Aim |
Repeat the material below exactly, line for line.

Stored records |
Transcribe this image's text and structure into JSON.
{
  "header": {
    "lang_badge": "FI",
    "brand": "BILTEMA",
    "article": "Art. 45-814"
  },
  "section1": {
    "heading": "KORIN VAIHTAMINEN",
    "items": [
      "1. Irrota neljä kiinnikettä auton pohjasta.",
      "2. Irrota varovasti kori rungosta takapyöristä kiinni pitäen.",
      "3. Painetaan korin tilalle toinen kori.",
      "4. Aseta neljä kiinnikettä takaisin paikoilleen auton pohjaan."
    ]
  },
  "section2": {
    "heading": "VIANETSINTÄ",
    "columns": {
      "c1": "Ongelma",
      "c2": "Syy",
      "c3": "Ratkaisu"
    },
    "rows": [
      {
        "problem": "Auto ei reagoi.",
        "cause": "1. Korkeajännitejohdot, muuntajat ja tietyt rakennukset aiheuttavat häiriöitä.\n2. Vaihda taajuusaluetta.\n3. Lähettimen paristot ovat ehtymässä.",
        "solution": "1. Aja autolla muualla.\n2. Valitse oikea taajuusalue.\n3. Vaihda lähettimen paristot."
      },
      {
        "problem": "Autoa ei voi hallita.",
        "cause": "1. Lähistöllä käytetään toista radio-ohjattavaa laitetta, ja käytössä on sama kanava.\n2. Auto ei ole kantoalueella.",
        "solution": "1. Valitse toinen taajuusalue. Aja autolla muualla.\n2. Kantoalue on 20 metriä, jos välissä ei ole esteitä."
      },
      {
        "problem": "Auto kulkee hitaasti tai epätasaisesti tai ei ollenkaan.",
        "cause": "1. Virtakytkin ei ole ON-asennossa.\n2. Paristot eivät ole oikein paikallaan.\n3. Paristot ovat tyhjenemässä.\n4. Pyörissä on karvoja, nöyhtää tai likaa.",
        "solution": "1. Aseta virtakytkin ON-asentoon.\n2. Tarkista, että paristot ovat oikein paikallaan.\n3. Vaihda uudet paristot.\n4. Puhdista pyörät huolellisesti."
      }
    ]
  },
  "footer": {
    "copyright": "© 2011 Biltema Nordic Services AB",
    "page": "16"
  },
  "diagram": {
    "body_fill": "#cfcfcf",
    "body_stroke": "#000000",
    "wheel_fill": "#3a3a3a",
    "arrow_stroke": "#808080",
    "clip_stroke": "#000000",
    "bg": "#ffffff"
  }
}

The solution |
Transcribe this image's text and structure into JSON.
{
  "header": {
    "lang_badge": "FI",
    "brand": "BILTEMA",
    "article": "Art. 45-814"
  },
  "section1": {
    "heading": "KORIN VAIHTAMINEN",
    "items": [
      "1. Irrota neljä kiinnikettä auton pohjasta.",
      "2. Irrota varovasti kori rungosta takapyöristä kiinni pitäen.",
      "3. Painetaan korin tilalle toinen kori.",
      "4. Aseta neljä kiinnikettä takaisin paikoilleen auton pohjaan."
    ]
  },
  "section2": {
    "heading": "VIANETSINTÄ",
    "columns": {
      "c1": "Ongelma",
      "c2": "Syy",
      "c3": "Ratkaisu"
    },
    "rows": [
      {
        "problem": "Auto ei reagoi.",
        "cause": "1. Korkeajännitejohdot, muuntajat ja tietyt rakennukset aiheuttavat häiriöitä.\n2. Vaihda taajuusaluetta.\n3. Lähettimen paristot ovat ehtymässä.",
        "solution": "1. Aja autolla muualla.\n2. Valitse oikea taajuusalue.\n3. Vaihda lähettimen paristot."
      },
      {
        "problem": "Autoa ei voi hallita.",
        "cause": "1. Lähistöllä käytetään toista radio-ohjattavaa laitetta, ja käytössä on sama kanava.\n2. Auto ei ole kantoalueella.",
        "solution": "1. Valitse toinen taajuusalue. Aja autolla muualla.\n2. Kantoalue on 20 metriä, jos välissä ei ole esteitä."
      },
      {
        "problem": "Auto kulkee hitaasti tai epätasaisesti tai ei ollenkaan.",
        "cause": "1. Virtakytkin ei ole ON-asennossa.\n2. Paristot eivät ole oikein paikallaan.\n3. Paristot ovat tyhjenemässä.\n4. Pyörissä on karvoja, nöyhtää tai likaa.",
        "solution": "1. Aseta virtakytkin ON-asentoon.\n2. Tarkista, että paristot ovat oikein paikallaan.\n3. Vaihda uudet paristot.\n4. Puhdista pyörät huolellisesti."
      }
    ]
  },
  "footer": {
    "copyright": "© 2011 Biltema Nordic Services AB",
    "page": "16"
  },
  "diagram": {
    "body_fill": "#cfcfcf",
    "body_stroke": "#000000",
    "wheel_fill": "#3a3a3a",
    "arrow_stroke": "#808080",
    "clip_stroke": "#000000",
    "bg": "#ffffff"
  }
}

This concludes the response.